---------- Texte de la page ----------

Wajdi Mouawad : Correspondances
Scène

Wajdi Mouawad : Correspondances

Clefs en main, Wajdi Mouawad entre dans la capitale fédérale par la grande porte avec des cartons d’invitation à l’action, au voyage, à la prise de parole. Entretien.

En poste depuis septembre 2007, Wajdi Mouawad révélait en avril dernier sa première saison en tant que directeur artistique du Théâtre français du Centre national des Arts. Seize productions donnaient le ton de ce qu’allait être l’ère Mouawad pour la cité ottavienne et ses environs. Engagé, le directeur artistique s’inscrit déjà dans la parole active, la mouvance et dans une foi infinie envers l’artiste. À la veille de l’abordage, nous avons joint celui qui conduit l’imposant navire.

---------- Lignes de données ----------

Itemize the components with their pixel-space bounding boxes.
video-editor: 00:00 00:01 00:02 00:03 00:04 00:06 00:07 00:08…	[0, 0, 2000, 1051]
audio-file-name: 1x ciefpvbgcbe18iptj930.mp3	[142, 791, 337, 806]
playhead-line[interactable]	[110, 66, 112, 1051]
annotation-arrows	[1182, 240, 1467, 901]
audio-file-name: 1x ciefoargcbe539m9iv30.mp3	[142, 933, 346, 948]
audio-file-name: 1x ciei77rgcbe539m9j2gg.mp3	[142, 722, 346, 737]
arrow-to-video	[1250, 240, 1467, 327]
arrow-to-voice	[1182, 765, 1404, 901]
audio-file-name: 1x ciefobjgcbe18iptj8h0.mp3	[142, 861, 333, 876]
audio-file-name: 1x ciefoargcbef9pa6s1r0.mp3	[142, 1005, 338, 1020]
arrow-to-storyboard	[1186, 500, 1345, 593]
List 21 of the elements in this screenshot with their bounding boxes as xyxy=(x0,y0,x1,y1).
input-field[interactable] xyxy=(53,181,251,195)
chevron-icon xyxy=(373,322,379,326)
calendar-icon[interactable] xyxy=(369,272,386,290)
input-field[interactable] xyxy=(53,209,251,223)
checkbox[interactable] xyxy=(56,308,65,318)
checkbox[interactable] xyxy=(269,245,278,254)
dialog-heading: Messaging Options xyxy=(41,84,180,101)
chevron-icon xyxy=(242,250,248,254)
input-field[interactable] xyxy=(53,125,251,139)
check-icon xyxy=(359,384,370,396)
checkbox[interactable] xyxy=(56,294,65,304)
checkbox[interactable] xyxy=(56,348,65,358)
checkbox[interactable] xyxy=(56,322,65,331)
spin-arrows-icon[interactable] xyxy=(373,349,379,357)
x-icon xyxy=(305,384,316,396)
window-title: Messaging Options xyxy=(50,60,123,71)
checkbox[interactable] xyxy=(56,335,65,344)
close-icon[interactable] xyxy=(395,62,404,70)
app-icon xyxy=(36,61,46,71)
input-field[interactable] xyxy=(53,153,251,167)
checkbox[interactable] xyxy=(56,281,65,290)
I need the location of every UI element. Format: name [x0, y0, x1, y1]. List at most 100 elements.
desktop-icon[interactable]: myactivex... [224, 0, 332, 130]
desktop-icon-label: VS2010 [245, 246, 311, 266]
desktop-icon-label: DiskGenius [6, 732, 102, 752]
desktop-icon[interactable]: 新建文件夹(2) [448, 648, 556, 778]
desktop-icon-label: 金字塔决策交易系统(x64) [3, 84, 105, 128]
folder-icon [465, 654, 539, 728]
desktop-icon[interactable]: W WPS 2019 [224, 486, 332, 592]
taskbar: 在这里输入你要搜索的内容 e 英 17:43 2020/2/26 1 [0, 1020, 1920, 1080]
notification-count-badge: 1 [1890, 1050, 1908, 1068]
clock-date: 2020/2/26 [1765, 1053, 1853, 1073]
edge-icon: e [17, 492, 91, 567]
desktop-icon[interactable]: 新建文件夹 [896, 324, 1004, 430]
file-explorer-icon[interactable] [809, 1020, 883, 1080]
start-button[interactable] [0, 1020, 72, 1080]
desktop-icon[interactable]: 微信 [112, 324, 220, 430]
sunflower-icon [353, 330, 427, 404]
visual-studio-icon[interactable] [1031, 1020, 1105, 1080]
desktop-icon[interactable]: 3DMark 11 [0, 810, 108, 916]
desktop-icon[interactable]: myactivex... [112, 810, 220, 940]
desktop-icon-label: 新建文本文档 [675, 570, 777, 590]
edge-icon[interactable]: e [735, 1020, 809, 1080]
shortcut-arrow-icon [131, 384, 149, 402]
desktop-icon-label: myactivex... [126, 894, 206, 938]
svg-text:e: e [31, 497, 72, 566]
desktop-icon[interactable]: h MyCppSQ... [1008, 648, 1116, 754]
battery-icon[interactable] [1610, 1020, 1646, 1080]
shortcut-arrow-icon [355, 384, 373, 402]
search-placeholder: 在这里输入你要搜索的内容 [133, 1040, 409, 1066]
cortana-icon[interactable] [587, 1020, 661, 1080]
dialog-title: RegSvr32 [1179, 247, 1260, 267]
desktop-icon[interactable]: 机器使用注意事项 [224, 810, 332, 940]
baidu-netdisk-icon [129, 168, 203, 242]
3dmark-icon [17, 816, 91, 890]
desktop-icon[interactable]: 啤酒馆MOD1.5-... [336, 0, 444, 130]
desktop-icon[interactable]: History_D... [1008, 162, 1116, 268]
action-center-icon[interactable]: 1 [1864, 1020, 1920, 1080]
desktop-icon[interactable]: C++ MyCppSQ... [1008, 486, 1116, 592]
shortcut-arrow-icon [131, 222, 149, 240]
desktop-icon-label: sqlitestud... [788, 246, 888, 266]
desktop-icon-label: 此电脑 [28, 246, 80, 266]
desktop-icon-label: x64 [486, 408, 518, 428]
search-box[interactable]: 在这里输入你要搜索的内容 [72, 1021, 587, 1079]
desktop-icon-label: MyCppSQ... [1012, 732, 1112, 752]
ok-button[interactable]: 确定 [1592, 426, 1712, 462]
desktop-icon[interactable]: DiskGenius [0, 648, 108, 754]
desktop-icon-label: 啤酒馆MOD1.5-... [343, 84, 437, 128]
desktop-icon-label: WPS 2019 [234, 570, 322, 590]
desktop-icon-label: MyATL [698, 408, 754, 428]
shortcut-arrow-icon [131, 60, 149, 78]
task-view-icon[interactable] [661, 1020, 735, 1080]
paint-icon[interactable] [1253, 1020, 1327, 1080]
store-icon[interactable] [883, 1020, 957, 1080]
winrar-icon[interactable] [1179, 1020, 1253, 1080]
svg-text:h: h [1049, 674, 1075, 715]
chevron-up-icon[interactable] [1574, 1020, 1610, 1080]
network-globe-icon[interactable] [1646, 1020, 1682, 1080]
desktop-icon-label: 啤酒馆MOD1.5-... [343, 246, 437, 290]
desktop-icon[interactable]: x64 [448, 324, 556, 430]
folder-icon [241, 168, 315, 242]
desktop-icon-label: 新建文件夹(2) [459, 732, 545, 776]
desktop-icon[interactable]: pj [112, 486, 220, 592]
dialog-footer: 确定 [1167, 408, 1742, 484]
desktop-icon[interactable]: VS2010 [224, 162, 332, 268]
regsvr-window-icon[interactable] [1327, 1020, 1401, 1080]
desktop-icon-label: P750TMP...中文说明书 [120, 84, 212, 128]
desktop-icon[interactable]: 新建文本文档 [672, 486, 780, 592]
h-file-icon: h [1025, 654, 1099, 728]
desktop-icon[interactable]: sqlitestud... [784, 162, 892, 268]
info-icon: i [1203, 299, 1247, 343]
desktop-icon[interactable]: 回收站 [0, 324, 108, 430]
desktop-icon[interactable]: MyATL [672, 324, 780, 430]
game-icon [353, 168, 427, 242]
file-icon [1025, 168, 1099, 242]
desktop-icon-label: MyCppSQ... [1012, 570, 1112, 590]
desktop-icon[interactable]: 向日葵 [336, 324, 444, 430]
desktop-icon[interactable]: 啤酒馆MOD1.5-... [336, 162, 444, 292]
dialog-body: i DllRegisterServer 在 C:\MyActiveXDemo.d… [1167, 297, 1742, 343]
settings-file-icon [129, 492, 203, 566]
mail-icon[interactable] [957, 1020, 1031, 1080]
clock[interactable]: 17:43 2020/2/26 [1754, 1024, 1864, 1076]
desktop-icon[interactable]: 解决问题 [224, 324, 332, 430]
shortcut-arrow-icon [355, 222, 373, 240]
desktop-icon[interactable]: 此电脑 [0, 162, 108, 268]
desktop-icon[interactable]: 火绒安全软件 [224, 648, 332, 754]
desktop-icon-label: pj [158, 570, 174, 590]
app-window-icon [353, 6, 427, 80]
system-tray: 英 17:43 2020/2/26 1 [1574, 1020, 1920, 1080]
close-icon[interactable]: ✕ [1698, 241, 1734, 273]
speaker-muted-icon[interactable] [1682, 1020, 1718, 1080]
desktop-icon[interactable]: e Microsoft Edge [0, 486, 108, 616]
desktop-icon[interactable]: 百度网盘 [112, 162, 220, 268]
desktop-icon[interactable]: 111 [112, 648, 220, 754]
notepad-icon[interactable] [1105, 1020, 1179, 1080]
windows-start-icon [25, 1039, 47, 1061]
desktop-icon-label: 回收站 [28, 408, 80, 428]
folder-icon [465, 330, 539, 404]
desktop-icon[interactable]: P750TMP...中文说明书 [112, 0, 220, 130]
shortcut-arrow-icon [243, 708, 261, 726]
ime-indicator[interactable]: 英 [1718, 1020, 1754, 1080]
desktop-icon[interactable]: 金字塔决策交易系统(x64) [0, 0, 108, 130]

----------

#### Consignes et exigences
Reproduisez mot pour mot l'intégralité du texte sur Wajdi Mouawad.

#### Réponse finale
Wajdi Mouawad : Correspondances
Scène

Wajdi Mouawad : Correspondances

Clefs en main, Wajdi Mouawad entre dans la capitale fédérale par la grande porte avec des cartons d’invitation à l’action, au voyage, à la prise de parole. Entretien.

En poste depuis septembre 2007, Wajdi Mouawad révélait en avril dernier sa première saison en tant que directeur artistique du Théâtre français du Centre national des Arts. Seize productions donnaient le ton de ce qu’allait être l’ère Mouawad pour la cité ottavienne et ses environs. Engagé, le directeur artistique s’inscrit déjà dans la parole active, la mouvance et dans une foi infinie envers l’artiste. À la veille de l’abordage, nous avons joint celui qui conduit l’imposant navire.